## WHAT YOU ARE ASKED TO DO
Which distinct proper names appear in the article below about team shuffles in South African esports? List each one once.

## SOURCE TEXT

[BEGIN]

The age of team shuffles is slowly fading out in South Africa

All throughout South Africa’s competitive history, one overlooked aspect has stunted the growth of competitive esports. To explain it briefly, a number of smaller teams would change up their players after each major competition to try perfect their rosters. The issue was, and this was not entirely their fault, that there were not enough competitions in South Africa to truly gauge a team’s performance and these young teams were not given enough time to learn and grow from their defeats and rather sought victory in every competition.

To further explain the damage done by constant roster changes we have to look at the international scene. If we used a team like Ninjas in Pyjamas for example, their core roster of CS:GO players went through one of the most memorable losing streaks in CS:GO. The team, who had a number of major titles under their belt, had a roughly ten month period where they were eliminated from almost every competition. The difference for them was that they were playing in tournaments almost every single month, sometimes more than one in a month, and eventually sorted out what was needed and won another major competition. The same could be said about every other team internationally and the difference is that the frequency of competitions creates an extremely competitive environment.

[END]

## SUPPLIED RECORDS
[BEGIN]

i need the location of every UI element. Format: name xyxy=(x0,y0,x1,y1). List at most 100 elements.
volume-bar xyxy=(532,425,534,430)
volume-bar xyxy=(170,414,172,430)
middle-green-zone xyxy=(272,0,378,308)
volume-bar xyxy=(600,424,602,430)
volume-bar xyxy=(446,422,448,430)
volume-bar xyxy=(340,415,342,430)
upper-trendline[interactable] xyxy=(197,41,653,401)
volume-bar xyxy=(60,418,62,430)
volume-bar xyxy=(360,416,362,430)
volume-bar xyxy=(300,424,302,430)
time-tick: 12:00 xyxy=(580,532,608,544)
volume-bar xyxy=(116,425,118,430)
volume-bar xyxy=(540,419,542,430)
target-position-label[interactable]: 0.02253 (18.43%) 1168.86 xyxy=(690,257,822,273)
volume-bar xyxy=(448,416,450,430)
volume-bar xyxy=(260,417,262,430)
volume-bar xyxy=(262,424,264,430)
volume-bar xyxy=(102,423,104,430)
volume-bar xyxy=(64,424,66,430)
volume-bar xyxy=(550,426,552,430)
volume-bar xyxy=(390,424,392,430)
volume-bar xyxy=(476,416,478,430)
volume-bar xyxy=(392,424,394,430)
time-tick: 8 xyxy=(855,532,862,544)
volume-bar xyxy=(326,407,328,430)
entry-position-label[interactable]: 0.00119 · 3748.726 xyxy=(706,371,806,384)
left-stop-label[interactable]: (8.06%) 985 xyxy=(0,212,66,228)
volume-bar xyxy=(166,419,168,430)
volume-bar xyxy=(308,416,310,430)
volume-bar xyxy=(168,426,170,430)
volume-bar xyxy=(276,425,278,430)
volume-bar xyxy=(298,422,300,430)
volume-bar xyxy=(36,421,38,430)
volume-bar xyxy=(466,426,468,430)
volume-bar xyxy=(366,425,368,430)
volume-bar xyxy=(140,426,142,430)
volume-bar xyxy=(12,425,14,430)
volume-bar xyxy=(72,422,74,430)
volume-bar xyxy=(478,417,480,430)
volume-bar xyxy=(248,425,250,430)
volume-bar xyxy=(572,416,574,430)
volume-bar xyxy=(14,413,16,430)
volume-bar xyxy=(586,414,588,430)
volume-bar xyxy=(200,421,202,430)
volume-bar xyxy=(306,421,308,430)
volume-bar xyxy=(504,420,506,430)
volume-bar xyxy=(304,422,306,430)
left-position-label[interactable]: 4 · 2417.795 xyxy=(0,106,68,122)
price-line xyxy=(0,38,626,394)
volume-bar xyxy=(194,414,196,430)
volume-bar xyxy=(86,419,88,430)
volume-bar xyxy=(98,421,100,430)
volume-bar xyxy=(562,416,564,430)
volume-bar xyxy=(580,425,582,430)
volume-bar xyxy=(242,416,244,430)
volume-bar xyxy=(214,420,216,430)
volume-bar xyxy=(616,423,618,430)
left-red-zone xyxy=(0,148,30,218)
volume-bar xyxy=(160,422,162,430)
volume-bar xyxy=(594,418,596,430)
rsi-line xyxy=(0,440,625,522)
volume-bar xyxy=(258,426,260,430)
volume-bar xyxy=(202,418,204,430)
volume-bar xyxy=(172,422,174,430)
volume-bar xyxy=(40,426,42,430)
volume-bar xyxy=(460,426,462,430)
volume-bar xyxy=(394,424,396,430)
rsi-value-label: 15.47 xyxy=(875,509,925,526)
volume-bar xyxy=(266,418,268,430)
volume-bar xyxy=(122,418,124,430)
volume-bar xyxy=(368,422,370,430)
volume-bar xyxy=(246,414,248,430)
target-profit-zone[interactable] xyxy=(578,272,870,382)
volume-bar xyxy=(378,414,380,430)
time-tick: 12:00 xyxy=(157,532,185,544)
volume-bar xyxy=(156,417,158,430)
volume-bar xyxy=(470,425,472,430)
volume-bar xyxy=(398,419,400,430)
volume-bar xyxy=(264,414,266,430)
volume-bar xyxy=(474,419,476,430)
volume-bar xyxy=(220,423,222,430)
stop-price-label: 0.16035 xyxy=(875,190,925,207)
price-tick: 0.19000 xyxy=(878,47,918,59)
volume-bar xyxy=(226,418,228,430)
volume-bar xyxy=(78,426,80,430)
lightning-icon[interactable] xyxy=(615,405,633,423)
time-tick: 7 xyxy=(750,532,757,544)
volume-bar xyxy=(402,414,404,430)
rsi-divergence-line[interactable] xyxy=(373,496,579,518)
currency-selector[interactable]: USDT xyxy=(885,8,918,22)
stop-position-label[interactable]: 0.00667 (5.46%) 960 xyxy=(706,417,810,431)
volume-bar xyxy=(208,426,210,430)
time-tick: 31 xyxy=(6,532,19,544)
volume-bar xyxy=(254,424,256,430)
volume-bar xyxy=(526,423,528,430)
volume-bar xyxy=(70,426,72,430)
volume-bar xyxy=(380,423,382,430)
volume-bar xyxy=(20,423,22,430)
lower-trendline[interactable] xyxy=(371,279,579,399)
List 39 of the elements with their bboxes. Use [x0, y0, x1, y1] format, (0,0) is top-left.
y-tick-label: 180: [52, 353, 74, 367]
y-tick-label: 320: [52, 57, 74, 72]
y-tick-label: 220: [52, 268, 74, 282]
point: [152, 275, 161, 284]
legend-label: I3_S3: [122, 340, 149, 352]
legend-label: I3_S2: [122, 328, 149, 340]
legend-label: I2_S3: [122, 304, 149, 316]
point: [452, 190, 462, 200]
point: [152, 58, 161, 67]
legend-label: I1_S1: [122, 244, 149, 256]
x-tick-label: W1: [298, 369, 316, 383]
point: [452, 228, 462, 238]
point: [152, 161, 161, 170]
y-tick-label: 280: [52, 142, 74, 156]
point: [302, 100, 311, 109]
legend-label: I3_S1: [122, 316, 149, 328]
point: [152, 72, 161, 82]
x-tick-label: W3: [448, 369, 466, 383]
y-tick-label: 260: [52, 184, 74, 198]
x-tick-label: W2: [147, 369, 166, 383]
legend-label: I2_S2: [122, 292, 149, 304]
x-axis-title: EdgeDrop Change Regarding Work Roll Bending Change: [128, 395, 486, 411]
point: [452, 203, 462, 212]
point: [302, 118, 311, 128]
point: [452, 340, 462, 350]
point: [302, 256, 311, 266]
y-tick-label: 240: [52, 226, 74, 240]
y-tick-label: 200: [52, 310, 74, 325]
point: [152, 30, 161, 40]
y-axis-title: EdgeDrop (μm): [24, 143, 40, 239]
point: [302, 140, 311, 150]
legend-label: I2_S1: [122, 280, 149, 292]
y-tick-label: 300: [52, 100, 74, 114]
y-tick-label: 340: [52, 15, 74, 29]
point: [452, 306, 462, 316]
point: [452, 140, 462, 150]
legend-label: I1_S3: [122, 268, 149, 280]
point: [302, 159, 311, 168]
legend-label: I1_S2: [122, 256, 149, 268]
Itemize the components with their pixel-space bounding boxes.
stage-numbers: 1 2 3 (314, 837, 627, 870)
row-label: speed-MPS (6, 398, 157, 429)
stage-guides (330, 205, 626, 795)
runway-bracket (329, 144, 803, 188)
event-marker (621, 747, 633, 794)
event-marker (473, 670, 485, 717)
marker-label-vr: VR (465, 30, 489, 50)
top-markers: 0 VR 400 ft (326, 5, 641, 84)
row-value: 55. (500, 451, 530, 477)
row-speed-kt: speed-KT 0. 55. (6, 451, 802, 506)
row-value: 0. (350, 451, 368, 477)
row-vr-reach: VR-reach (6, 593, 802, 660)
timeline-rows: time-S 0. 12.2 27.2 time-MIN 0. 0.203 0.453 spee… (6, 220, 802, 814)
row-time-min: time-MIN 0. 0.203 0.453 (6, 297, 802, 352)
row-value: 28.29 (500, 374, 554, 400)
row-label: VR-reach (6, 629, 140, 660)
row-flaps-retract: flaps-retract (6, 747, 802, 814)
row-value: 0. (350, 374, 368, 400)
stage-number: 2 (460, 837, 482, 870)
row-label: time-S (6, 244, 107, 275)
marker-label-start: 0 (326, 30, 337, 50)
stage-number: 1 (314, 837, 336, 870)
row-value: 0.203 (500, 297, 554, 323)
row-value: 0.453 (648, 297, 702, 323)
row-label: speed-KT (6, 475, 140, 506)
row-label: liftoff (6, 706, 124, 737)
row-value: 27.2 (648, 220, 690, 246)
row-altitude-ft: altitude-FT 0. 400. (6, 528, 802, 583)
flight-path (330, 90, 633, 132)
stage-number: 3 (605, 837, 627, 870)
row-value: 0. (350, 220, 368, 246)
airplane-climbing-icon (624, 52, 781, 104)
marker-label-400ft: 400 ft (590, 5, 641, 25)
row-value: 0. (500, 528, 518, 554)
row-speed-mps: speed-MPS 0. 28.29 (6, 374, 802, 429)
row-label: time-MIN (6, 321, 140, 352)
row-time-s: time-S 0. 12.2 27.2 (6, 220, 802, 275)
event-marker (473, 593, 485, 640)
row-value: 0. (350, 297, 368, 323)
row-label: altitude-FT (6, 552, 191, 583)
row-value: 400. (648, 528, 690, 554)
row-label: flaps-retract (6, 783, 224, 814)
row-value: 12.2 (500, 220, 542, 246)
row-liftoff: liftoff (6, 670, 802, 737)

[END]

## EXERCISE OUTPUT
South Africa
Ninjas in Pyjamas
CS:GO